Proszę powtórzyć dosłownie fragment, który zaczyna się wierszem zawierającym „x-tick-label: 2010 bbox=[743, 404, 784, 423]”, a kończy wierszem zawierającym „series-label: Degree or”. Oba skrajne wiersze należy uwzględnić.

━━━━━━━━

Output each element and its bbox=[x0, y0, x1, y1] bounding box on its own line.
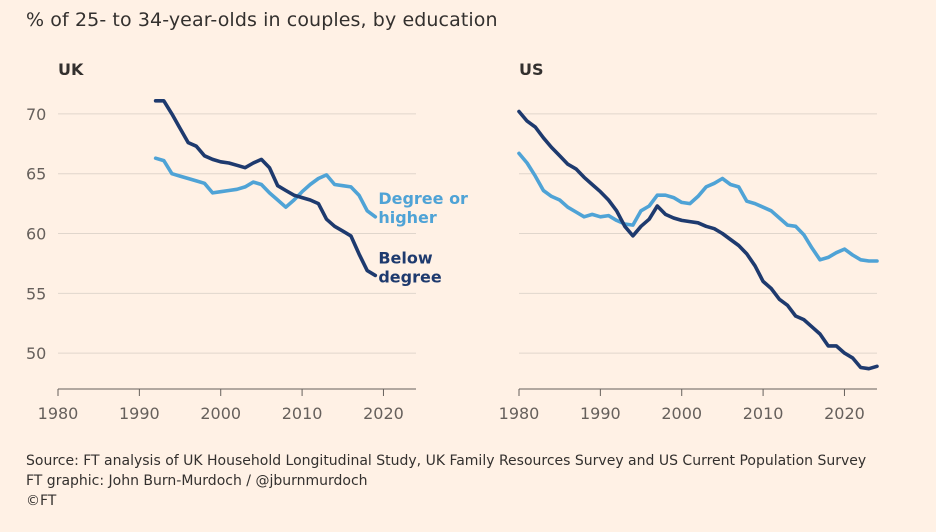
x-tick-label: 2010 bbox=[743, 404, 784, 423]
series-line-degree-or-higher bbox=[153, 156, 378, 219]
panel-title: UK bbox=[58, 60, 84, 79]
series-line-below-degree bbox=[517, 109, 879, 371]
x-tick-label: 1980 bbox=[499, 404, 540, 423]
copyright-line: ©FT bbox=[26, 493, 57, 509]
series-label: degree bbox=[378, 267, 442, 286]
y-tick-label: 50 bbox=[26, 344, 46, 363]
y-tick-label: 60 bbox=[26, 225, 46, 244]
x-tick-label: 1980 bbox=[38, 404, 79, 423]
x-tick-label: 1990 bbox=[119, 404, 160, 423]
credit-line: FT graphic: John Burn-Murdoch / @jburnmu… bbox=[26, 473, 368, 489]
series-label: higher bbox=[378, 208, 437, 227]
y-tick-label: 70 bbox=[26, 105, 46, 124]
series-label: Degree or bbox=[378, 189, 468, 208]
x-tick-label: 2020 bbox=[363, 404, 404, 423]
x-tick-label: 2000 bbox=[661, 404, 702, 423]
series-label: Below bbox=[378, 248, 433, 267]
x-tick-label: 1990 bbox=[580, 404, 621, 423]
x-tick-label: 2020 bbox=[824, 404, 865, 423]
y-tick-label: 65 bbox=[26, 165, 46, 184]
x-tick-label: 2000 bbox=[200, 404, 241, 423]
x-tick-label: 2010 bbox=[282, 404, 323, 423]
chart-title: % of 25- to 34-year-olds in couples, by … bbox=[26, 9, 498, 31]
source-line: Source: FT analysis of UK Household Long… bbox=[26, 453, 867, 469]
y-tick-label: 55 bbox=[26, 284, 46, 303]
source-note: Source: FT analysis of UK Household Long… bbox=[26, 451, 866, 511]
series-line-below-degree bbox=[153, 99, 378, 278]
series-line-degree-or-higher bbox=[517, 151, 879, 263]
panel-title: US bbox=[519, 60, 544, 79]
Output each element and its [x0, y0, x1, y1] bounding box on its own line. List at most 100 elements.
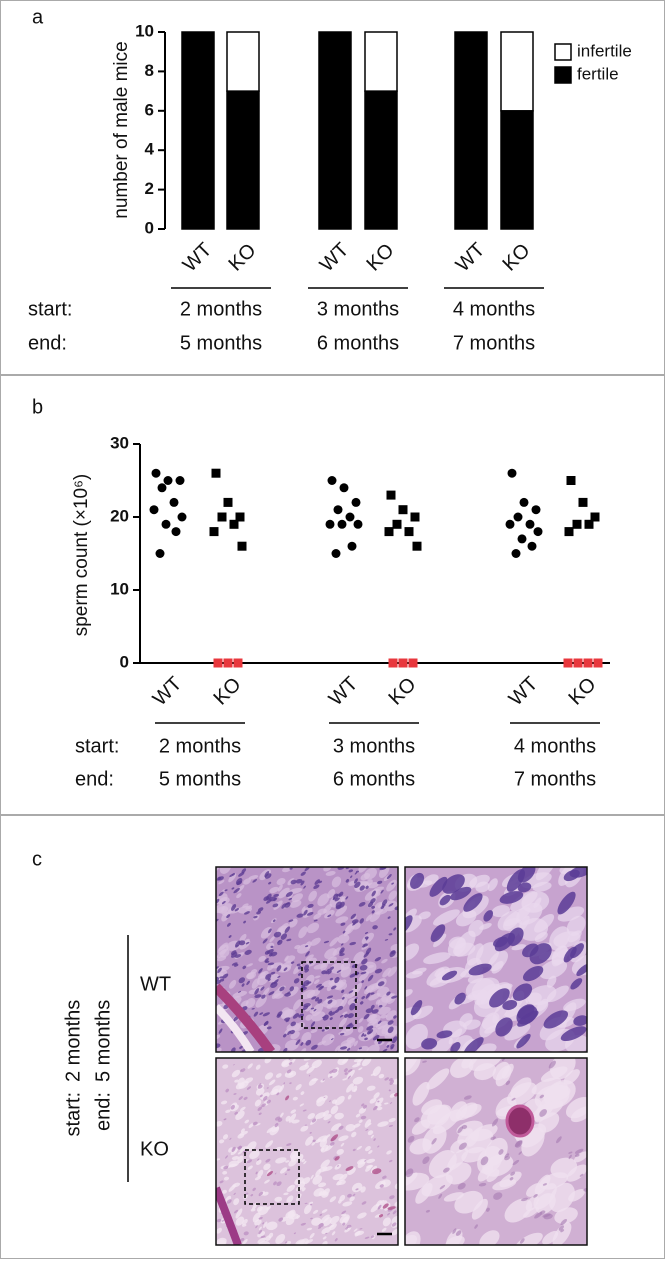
cell: [334, 1045, 341, 1052]
cell: [308, 1074, 311, 1077]
condition: end: 5 months: [92, 1000, 114, 1131]
cell: [443, 1167, 450, 1173]
cell: [326, 985, 332, 992]
point: [177, 512, 187, 522]
cell: [313, 884, 320, 890]
cell: [304, 1202, 308, 1205]
cell: [256, 910, 261, 915]
y-tick-label: 20: [110, 506, 129, 525]
cell: [388, 1124, 393, 1127]
cell: [222, 1064, 229, 1069]
cell: [323, 940, 330, 944]
cell: [313, 1008, 317, 1012]
cell: [229, 979, 237, 989]
cell: [306, 1227, 313, 1231]
cell: [525, 992, 542, 1006]
x-tick-label: KO: [209, 673, 245, 709]
group-start: 4 months: [514, 735, 596, 757]
point: [351, 497, 361, 507]
cell: [405, 1172, 430, 1191]
cell: [366, 1158, 376, 1164]
cell: [256, 975, 268, 986]
cell: [436, 1030, 453, 1039]
cell: [522, 966, 544, 982]
cell: [329, 977, 334, 981]
cell: [305, 951, 310, 957]
cell: [267, 962, 275, 966]
cell: [343, 1068, 348, 1073]
cell: [370, 1235, 375, 1239]
cell: [223, 1165, 229, 1170]
cell: [359, 1001, 364, 1005]
cell: [487, 878, 498, 892]
bar-segment: [500, 31, 534, 112]
cell: [246, 1159, 253, 1164]
point: [353, 519, 363, 529]
cell: [334, 897, 340, 902]
cell: [323, 867, 332, 872]
point: [388, 658, 398, 668]
cell: [389, 1195, 395, 1200]
point: [345, 512, 355, 522]
cell: [505, 1080, 511, 1086]
cell: [356, 1145, 362, 1150]
cell: [258, 955, 266, 962]
cell: [554, 1207, 578, 1224]
cell: [502, 1058, 506, 1062]
cell: [505, 1104, 535, 1138]
cell: [388, 1117, 396, 1123]
cell: [512, 1159, 520, 1166]
cell: [324, 948, 337, 960]
cell: [521, 1197, 528, 1202]
cell: [216, 1121, 223, 1127]
cell: [311, 1044, 318, 1050]
cell: [533, 1183, 557, 1210]
cell: [517, 1004, 535, 1020]
cell: [441, 970, 458, 981]
cell: [372, 925, 378, 930]
cell: [345, 896, 349, 900]
cell: [295, 1039, 301, 1046]
cell: [322, 1110, 330, 1117]
row-label: KO: [140, 1138, 169, 1160]
cell: [263, 1020, 269, 1026]
cell: [365, 885, 369, 889]
micrograph: [216, 1058, 398, 1245]
cell: [341, 1210, 347, 1215]
cell: [278, 887, 290, 899]
cell: [320, 1147, 325, 1152]
cell: [442, 874, 465, 894]
cell: [330, 1134, 339, 1142]
cell: [223, 1176, 230, 1181]
cell: [328, 1224, 335, 1229]
cell: [287, 1030, 292, 1036]
cell: [358, 1067, 363, 1071]
cell: [283, 967, 288, 972]
cell: [229, 874, 234, 877]
cell: [370, 1134, 374, 1139]
cell: [384, 1102, 389, 1105]
cell: [330, 1105, 339, 1115]
cell: [407, 1135, 415, 1143]
cell: [448, 936, 466, 949]
cell: [303, 885, 306, 889]
cell: [246, 980, 250, 986]
cell: [230, 1047, 236, 1052]
point: [229, 519, 239, 529]
cell: [264, 1058, 272, 1064]
cell: [295, 879, 303, 884]
cell: [489, 988, 510, 1008]
cell: [366, 1027, 378, 1039]
cell: [450, 1058, 474, 1078]
cell: [317, 893, 330, 907]
cell: [295, 1083, 302, 1091]
cell: [367, 882, 379, 889]
cell: [381, 1227, 387, 1232]
cell: [245, 997, 256, 1008]
cell: [361, 1033, 365, 1037]
cell: [340, 950, 343, 953]
cell: [357, 1159, 366, 1169]
cell: [218, 897, 230, 905]
cell: [360, 971, 367, 975]
cell: [255, 995, 267, 1008]
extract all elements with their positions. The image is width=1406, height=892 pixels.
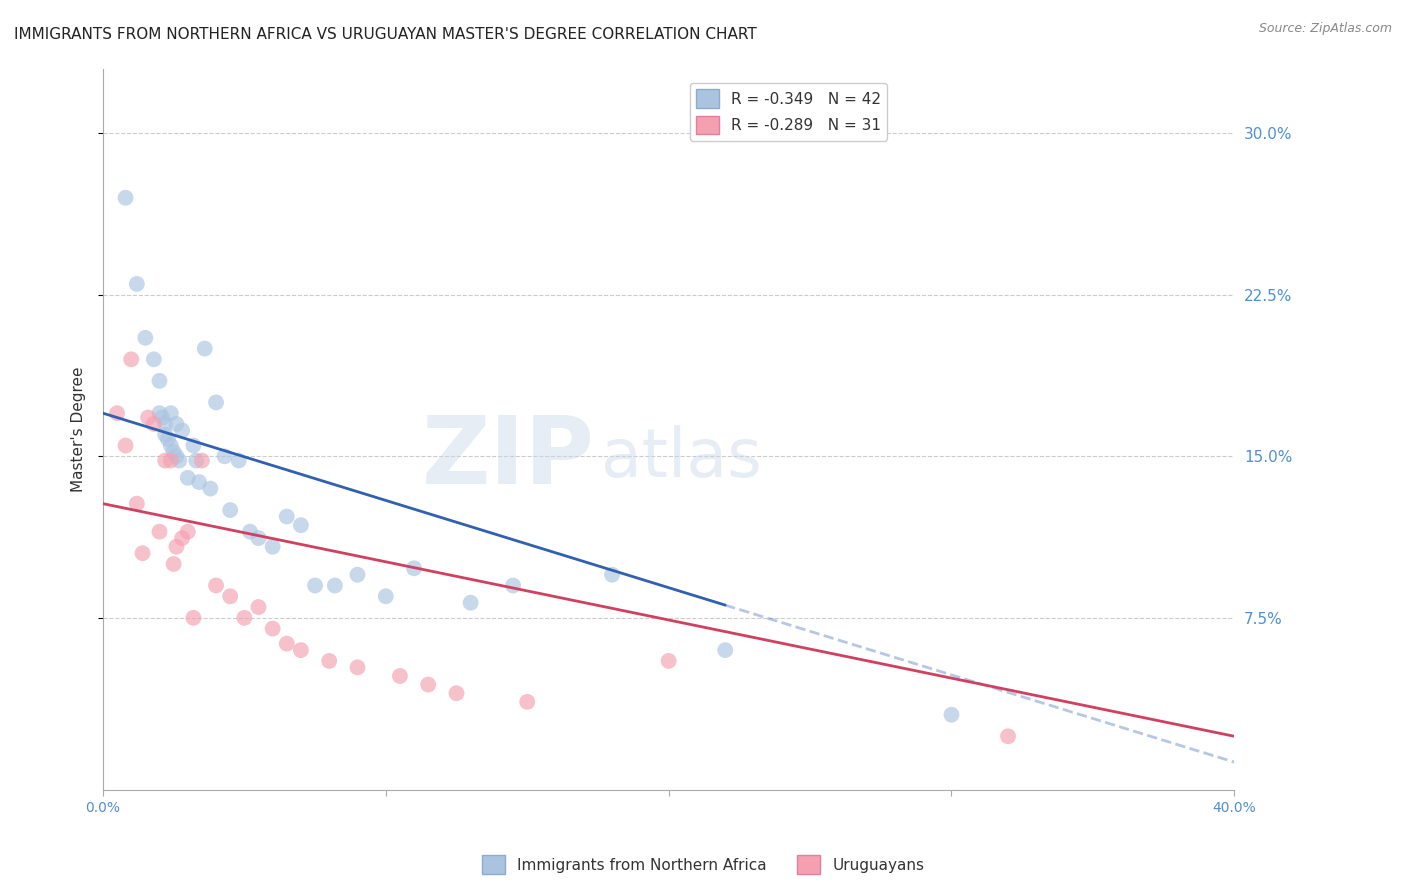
- Point: [156, 432, 179, 446]
- Legend: Immigrants from Northern Africa, Uruguayans: Immigrants from Northern Africa, Uruguay…: [475, 849, 931, 880]
- Point: [114, 438, 136, 452]
- Point: [228, 453, 250, 467]
- Point: [502, 578, 524, 592]
- Point: [200, 482, 222, 496]
- Point: [159, 453, 181, 467]
- Point: [114, 191, 136, 205]
- Point: [177, 471, 200, 485]
- Point: [304, 578, 326, 592]
- Point: [165, 540, 187, 554]
- Point: [276, 637, 298, 651]
- Point: [165, 449, 187, 463]
- Point: [388, 669, 411, 683]
- Point: [205, 578, 228, 592]
- Point: [183, 438, 205, 452]
- Point: [658, 654, 681, 668]
- Point: [323, 578, 346, 592]
- Point: [148, 524, 170, 539]
- Point: [214, 449, 236, 463]
- Point: [188, 475, 211, 489]
- Point: [142, 352, 165, 367]
- Point: [153, 417, 176, 431]
- Point: [290, 518, 312, 533]
- Point: [600, 567, 623, 582]
- Point: [177, 524, 200, 539]
- Point: [290, 643, 312, 657]
- Point: [446, 686, 468, 700]
- Point: [233, 611, 256, 625]
- Point: [941, 707, 963, 722]
- Point: [120, 352, 142, 367]
- Point: [134, 331, 156, 345]
- Point: [148, 406, 170, 420]
- Point: [172, 531, 194, 545]
- Point: [714, 643, 737, 657]
- Point: [219, 503, 242, 517]
- Point: [219, 589, 242, 603]
- Point: [162, 557, 184, 571]
- Point: [346, 660, 368, 674]
- Point: [183, 611, 205, 625]
- Legend: R = -0.349   N = 42, R = -0.289   N = 31: R = -0.349 N = 42, R = -0.289 N = 31: [690, 83, 887, 141]
- Y-axis label: Master's Degree: Master's Degree: [72, 367, 86, 492]
- Point: [418, 677, 440, 691]
- Text: atlas: atlas: [600, 425, 762, 491]
- Point: [142, 417, 165, 431]
- Point: [247, 600, 270, 615]
- Point: [131, 546, 153, 560]
- Point: [239, 524, 262, 539]
- Point: [172, 424, 194, 438]
- Text: Source: ZipAtlas.com: Source: ZipAtlas.com: [1258, 22, 1392, 36]
- Point: [402, 561, 425, 575]
- Point: [105, 406, 128, 420]
- Point: [191, 453, 214, 467]
- Point: [186, 453, 208, 467]
- Point: [247, 531, 270, 545]
- Point: [125, 497, 148, 511]
- Point: [997, 729, 1019, 743]
- Point: [194, 342, 217, 356]
- Point: [159, 438, 181, 452]
- Point: [136, 410, 159, 425]
- Point: [150, 410, 173, 425]
- Point: [148, 374, 170, 388]
- Point: [165, 417, 187, 431]
- Point: [125, 277, 148, 291]
- Point: [153, 453, 176, 467]
- Text: IMMIGRANTS FROM NORTHERN AFRICA VS URUGUAYAN MASTER'S DEGREE CORRELATION CHART: IMMIGRANTS FROM NORTHERN AFRICA VS URUGU…: [14, 27, 756, 42]
- Text: ZIP: ZIP: [422, 412, 595, 504]
- Point: [262, 622, 284, 636]
- Point: [169, 453, 191, 467]
- Point: [516, 695, 538, 709]
- Point: [346, 567, 368, 582]
- Point: [374, 589, 396, 603]
- Point: [318, 654, 340, 668]
- Point: [262, 540, 284, 554]
- Point: [205, 395, 228, 409]
- Point: [276, 509, 298, 524]
- Point: [460, 596, 482, 610]
- Point: [159, 406, 181, 420]
- Point: [162, 445, 184, 459]
- Point: [153, 427, 176, 442]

━━━━━━━━

Odpowiedź do zadania ▸
x-tick-label: 2010 bbox=[743, 404, 784, 423]
series-line-degree-or-higher bbox=[153, 156, 378, 219]
panel-title: UK bbox=[58, 60, 84, 79]
series-line-below-degree bbox=[517, 109, 879, 371]
x-tick-label: 1980 bbox=[499, 404, 540, 423]
copyright-line: ©FT bbox=[26, 493, 57, 509]
series-label: degree bbox=[378, 267, 442, 286]
y-tick-label: 50 bbox=[26, 344, 46, 363]
y-tick-label: 60 bbox=[26, 225, 46, 244]
x-tick-label: 1980 bbox=[38, 404, 79, 423]
x-tick-label: 1990 bbox=[119, 404, 160, 423]
credit-line: FT graphic: John Burn-Murdoch / @jburnmu… bbox=[26, 473, 368, 489]
series-label: higher bbox=[378, 208, 437, 227]
y-tick-label: 70 bbox=[26, 105, 46, 124]
series-label: Degree or bbox=[378, 189, 468, 208]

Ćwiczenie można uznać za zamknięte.